## START
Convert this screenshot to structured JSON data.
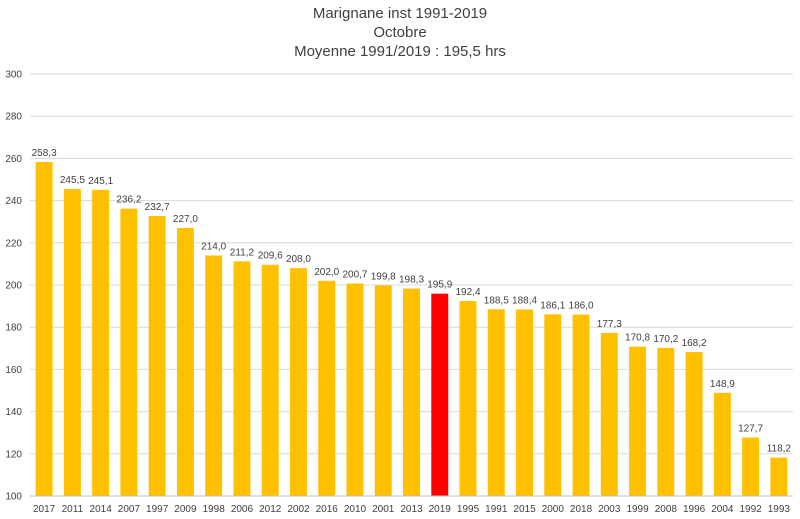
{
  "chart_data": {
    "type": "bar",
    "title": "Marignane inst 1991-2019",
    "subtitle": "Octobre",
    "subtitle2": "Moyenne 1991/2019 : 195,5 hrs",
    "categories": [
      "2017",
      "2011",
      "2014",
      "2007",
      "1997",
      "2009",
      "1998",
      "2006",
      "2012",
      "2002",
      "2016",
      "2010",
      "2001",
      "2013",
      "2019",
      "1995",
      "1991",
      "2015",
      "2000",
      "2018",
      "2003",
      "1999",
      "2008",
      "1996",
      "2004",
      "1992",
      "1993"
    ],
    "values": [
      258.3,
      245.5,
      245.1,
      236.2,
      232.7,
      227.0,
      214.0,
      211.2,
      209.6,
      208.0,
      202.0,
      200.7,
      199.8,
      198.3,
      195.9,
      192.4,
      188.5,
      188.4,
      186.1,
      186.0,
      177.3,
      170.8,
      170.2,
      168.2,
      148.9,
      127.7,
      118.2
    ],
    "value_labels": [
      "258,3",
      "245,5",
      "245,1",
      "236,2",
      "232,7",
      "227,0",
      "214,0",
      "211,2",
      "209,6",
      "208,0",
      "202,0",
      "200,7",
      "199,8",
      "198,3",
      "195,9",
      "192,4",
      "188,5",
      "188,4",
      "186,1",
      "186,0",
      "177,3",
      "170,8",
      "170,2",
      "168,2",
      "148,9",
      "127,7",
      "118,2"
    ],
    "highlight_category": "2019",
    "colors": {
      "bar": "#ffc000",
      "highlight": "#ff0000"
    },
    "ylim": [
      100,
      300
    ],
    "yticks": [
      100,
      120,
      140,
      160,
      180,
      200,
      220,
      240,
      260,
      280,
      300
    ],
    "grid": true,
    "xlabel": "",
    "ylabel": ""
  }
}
## END
## START
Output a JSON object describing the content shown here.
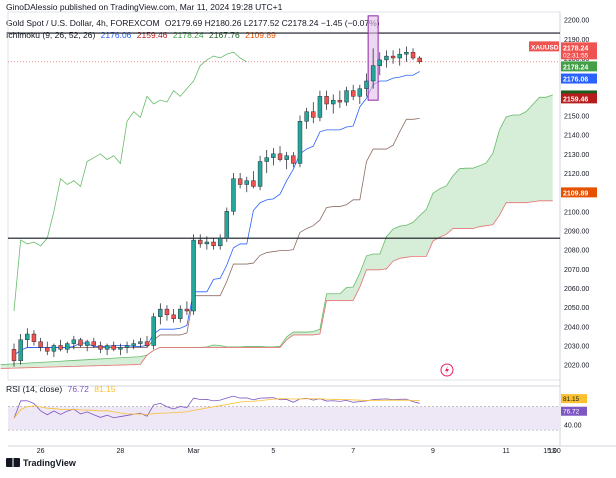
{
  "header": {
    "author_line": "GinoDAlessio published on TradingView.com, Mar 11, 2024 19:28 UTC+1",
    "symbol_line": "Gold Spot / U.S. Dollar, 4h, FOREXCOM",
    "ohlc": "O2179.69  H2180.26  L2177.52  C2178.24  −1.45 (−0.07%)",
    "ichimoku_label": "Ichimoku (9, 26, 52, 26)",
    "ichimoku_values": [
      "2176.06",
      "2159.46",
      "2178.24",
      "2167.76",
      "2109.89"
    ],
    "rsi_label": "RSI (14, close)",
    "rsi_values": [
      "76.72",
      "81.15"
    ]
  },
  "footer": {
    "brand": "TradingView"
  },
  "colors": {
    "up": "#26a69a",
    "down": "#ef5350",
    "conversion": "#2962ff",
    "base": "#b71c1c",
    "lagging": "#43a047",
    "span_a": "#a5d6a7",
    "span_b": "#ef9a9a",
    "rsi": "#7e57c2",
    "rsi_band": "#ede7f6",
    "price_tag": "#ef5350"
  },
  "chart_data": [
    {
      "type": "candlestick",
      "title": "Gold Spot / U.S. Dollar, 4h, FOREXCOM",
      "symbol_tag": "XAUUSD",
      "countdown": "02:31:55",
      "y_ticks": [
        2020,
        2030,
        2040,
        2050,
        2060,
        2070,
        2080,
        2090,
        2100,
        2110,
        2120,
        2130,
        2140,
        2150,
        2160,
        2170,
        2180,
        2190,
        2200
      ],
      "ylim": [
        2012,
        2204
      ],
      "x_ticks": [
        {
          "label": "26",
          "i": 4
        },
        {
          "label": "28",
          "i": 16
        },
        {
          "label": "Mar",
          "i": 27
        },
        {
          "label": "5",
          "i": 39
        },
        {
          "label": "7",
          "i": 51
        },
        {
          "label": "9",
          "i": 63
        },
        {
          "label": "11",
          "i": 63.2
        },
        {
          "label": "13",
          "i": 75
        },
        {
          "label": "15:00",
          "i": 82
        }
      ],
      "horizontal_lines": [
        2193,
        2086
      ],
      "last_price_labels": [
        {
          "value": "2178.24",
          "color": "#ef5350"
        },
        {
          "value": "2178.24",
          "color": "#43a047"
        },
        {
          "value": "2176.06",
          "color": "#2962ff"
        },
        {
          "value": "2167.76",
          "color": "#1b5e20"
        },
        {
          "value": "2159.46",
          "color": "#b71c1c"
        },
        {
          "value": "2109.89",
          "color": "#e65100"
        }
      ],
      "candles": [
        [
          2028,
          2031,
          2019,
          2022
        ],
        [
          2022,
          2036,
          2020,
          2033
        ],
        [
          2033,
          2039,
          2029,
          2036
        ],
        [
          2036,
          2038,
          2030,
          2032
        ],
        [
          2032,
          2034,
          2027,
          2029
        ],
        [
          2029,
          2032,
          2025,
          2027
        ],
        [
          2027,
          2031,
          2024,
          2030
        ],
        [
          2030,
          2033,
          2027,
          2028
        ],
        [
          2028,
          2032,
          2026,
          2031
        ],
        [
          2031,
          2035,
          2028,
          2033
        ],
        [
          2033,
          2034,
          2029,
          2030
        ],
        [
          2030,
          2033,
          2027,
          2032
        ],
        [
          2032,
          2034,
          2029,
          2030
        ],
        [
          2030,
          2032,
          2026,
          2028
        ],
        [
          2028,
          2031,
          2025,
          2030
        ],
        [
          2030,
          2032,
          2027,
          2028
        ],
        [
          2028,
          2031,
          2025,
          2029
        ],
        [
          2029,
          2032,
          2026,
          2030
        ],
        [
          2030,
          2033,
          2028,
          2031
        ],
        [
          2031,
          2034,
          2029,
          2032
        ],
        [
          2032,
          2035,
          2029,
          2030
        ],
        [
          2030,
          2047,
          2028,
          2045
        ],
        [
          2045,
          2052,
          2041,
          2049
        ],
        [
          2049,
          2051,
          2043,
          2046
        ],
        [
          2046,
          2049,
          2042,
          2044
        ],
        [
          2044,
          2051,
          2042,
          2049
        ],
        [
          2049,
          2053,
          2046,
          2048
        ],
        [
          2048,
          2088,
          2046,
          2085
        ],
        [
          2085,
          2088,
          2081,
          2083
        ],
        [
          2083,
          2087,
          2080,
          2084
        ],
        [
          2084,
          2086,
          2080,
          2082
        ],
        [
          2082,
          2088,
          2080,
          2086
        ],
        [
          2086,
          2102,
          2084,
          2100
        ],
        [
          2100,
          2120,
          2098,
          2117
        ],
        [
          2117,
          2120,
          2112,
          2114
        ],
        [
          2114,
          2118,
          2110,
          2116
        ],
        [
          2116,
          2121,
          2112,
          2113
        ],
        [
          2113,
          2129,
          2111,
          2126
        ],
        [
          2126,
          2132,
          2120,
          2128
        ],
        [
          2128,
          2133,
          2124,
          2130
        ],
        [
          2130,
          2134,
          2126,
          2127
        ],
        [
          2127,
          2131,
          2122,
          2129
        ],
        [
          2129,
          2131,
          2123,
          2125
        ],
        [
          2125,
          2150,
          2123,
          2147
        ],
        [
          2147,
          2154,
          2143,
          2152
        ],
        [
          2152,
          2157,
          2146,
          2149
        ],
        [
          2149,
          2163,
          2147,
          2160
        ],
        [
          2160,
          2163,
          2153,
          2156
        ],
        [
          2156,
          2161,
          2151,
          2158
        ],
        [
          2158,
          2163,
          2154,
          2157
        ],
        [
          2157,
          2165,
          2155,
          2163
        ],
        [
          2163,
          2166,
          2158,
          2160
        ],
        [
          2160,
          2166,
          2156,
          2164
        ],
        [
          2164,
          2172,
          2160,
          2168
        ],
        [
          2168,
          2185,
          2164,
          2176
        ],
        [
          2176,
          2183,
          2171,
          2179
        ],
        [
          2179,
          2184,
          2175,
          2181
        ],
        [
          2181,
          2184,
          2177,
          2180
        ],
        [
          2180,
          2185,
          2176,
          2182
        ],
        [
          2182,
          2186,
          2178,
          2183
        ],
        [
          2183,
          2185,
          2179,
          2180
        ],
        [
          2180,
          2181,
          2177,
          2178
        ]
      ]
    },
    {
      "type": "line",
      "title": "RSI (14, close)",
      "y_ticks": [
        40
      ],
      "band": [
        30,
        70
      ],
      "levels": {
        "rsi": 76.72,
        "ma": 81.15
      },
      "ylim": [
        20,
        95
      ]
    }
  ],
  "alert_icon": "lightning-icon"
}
## END
(What to produce)
Pick each line holding the word "JSON" out of the data and copy it.

(Complete response)
Convert this screenshot to structured JSON data.
Output a JSON object describing the content shown here.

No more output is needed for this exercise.